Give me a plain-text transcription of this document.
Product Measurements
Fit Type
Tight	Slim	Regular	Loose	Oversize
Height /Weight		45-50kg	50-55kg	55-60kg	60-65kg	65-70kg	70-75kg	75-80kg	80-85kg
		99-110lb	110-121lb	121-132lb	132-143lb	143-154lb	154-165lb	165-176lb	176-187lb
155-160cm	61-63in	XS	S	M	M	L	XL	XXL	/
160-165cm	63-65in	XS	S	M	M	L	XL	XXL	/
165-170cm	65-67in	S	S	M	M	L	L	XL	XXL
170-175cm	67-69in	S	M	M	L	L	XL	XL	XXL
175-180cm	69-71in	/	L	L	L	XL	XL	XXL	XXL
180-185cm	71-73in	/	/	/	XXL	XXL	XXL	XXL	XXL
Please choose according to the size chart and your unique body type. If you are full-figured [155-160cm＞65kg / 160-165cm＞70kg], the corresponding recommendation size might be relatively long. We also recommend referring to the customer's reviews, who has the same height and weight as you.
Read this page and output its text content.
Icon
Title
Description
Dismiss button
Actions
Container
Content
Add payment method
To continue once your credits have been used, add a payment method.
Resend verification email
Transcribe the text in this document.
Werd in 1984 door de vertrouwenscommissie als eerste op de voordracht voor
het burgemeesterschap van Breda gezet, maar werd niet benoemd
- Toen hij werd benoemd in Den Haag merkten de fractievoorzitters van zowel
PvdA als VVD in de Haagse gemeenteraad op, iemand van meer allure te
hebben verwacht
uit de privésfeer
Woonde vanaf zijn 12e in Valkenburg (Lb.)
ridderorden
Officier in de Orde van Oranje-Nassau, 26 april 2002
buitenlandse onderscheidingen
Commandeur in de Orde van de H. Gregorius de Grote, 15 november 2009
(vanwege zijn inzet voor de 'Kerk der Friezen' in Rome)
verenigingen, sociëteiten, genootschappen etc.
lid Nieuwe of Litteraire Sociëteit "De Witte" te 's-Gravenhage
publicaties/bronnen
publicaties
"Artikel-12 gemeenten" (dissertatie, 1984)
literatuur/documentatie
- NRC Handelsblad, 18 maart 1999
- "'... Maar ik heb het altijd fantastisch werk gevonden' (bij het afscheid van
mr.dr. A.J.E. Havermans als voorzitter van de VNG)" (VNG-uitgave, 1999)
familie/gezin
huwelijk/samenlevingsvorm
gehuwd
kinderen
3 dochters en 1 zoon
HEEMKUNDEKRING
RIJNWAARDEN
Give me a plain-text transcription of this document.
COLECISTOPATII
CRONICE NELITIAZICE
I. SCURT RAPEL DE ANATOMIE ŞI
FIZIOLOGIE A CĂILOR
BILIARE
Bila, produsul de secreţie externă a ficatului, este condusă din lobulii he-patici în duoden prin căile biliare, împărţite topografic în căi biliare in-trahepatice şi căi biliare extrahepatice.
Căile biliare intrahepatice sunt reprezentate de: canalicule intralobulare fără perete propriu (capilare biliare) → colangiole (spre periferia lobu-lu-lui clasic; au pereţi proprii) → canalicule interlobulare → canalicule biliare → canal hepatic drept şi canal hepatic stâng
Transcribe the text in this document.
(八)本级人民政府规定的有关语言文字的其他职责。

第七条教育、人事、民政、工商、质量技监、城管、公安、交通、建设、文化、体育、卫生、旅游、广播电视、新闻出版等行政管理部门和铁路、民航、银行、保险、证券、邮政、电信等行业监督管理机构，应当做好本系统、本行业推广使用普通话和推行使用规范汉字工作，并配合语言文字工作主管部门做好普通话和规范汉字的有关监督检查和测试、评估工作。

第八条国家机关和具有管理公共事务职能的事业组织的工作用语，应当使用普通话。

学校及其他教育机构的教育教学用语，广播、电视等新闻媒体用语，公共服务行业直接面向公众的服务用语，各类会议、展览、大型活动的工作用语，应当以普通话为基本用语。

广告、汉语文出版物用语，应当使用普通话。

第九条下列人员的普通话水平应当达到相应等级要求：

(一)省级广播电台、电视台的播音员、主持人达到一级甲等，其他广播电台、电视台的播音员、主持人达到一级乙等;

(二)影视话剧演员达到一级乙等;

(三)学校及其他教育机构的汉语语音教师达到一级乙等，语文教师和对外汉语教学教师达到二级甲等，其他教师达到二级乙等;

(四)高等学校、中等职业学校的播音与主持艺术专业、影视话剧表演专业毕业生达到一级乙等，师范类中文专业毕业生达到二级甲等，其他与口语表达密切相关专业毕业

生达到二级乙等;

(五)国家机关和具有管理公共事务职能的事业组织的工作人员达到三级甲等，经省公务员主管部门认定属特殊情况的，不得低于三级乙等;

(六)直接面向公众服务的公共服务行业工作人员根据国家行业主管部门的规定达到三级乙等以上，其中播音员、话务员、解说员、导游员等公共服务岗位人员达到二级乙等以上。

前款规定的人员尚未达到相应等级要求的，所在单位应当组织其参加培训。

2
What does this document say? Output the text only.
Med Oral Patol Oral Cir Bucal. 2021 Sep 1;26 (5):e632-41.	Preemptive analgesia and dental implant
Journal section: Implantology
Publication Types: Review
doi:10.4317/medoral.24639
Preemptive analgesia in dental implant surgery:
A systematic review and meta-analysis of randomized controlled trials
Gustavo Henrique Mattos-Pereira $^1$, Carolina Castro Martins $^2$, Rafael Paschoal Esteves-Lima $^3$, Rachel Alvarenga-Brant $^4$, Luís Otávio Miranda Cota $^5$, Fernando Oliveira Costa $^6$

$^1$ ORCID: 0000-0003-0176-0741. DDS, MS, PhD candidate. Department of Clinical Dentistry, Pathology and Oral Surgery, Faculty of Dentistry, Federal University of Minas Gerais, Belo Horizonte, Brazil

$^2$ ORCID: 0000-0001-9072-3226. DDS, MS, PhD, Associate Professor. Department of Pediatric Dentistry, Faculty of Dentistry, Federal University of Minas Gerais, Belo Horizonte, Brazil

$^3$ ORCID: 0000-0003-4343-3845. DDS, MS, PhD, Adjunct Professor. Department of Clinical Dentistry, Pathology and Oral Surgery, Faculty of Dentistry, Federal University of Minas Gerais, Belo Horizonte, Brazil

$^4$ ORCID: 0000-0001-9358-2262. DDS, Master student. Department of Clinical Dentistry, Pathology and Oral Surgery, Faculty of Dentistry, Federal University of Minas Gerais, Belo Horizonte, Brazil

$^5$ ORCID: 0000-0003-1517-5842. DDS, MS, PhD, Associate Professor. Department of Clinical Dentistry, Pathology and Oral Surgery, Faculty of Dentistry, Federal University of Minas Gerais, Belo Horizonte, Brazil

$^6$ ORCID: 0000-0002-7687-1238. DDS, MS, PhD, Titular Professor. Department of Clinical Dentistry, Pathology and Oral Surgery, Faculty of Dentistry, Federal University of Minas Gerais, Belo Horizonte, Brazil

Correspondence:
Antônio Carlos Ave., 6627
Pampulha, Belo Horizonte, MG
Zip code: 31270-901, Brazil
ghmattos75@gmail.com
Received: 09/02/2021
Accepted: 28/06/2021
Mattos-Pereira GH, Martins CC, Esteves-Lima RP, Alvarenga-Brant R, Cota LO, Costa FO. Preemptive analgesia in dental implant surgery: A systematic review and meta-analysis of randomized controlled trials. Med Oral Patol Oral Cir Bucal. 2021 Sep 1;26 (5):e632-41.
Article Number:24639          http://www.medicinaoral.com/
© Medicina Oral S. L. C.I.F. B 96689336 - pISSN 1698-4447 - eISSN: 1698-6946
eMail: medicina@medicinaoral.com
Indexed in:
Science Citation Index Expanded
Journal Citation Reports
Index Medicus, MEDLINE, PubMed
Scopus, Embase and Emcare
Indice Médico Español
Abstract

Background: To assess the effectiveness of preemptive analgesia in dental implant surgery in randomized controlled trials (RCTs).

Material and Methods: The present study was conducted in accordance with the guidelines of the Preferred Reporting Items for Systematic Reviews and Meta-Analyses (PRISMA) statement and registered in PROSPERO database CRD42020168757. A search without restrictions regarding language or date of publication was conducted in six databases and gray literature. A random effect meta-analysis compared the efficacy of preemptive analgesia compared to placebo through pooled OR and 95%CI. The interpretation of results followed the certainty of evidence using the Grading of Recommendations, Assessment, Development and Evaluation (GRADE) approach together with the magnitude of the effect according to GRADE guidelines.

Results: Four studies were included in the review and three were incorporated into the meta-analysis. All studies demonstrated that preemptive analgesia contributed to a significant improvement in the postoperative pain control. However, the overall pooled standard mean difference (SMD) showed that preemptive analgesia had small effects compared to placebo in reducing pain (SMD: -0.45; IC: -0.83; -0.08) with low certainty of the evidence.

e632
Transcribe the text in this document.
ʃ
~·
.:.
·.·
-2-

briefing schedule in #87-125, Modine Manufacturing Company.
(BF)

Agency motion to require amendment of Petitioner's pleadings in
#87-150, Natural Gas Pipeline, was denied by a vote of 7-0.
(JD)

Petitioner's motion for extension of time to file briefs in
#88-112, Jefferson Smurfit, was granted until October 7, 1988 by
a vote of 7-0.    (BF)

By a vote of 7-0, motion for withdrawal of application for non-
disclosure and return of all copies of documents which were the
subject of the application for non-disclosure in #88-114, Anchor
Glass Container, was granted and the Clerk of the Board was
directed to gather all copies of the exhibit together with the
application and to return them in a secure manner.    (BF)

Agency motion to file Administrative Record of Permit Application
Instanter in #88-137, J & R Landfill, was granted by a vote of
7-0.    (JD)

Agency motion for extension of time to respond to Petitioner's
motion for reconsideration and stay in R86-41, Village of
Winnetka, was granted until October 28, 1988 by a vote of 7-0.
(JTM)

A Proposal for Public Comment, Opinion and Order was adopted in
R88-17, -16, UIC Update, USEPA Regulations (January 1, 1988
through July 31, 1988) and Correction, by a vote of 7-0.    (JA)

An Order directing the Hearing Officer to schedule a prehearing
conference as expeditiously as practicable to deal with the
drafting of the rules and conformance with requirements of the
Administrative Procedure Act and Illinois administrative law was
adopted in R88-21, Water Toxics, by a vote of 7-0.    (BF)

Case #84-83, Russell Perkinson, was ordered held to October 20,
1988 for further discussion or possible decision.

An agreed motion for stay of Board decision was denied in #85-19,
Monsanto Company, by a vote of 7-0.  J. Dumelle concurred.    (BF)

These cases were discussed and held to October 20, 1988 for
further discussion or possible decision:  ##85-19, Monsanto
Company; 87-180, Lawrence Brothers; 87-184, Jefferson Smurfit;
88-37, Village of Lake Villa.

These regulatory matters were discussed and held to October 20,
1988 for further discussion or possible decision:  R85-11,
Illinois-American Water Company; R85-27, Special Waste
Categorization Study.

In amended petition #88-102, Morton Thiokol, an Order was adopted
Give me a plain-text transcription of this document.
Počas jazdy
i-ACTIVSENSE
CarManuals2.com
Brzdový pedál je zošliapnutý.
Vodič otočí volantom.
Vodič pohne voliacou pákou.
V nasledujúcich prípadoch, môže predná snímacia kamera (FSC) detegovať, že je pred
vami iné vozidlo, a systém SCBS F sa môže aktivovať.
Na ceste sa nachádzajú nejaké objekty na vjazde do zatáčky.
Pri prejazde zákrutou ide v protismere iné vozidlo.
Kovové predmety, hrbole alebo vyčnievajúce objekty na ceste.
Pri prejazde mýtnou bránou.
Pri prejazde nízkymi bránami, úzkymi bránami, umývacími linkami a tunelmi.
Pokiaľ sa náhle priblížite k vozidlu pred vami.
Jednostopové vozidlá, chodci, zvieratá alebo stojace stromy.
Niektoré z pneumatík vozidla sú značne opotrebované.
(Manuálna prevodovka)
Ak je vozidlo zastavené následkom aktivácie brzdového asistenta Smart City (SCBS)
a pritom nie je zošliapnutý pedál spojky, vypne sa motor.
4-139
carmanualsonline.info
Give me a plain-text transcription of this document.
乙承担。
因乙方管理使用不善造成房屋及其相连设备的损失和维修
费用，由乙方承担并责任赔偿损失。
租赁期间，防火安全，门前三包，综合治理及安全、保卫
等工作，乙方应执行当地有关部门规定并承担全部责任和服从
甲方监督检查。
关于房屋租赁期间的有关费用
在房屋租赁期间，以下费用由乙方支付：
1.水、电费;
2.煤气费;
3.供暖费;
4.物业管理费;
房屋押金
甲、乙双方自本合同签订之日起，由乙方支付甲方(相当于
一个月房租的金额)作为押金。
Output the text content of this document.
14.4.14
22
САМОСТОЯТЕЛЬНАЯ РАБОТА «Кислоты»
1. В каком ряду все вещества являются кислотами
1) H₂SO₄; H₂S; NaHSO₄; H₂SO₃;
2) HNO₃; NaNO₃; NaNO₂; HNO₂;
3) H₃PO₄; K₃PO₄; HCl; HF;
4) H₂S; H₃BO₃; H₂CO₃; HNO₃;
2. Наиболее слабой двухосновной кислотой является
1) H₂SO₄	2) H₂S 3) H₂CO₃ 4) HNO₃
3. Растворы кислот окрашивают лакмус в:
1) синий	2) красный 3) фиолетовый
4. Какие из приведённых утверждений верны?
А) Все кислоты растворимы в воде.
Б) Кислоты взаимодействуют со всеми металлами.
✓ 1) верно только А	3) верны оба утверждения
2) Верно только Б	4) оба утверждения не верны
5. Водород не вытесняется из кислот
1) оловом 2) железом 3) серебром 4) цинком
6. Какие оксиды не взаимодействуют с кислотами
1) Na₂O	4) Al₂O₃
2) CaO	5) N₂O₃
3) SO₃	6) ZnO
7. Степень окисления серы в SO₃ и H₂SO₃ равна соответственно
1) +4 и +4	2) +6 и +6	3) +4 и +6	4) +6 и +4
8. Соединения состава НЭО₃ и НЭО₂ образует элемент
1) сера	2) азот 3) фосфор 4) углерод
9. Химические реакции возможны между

◆ ◆ ◆ ◆ ◆ ◆ ◆

Filter the records above for lines containing the word "zošliapnutý", and copy those lines.

▶ [Expected answer]:
Brzdový pedál je zošliapnutý.
a pritom nie je zošliapnutý pedál spojky, vypne sa motor.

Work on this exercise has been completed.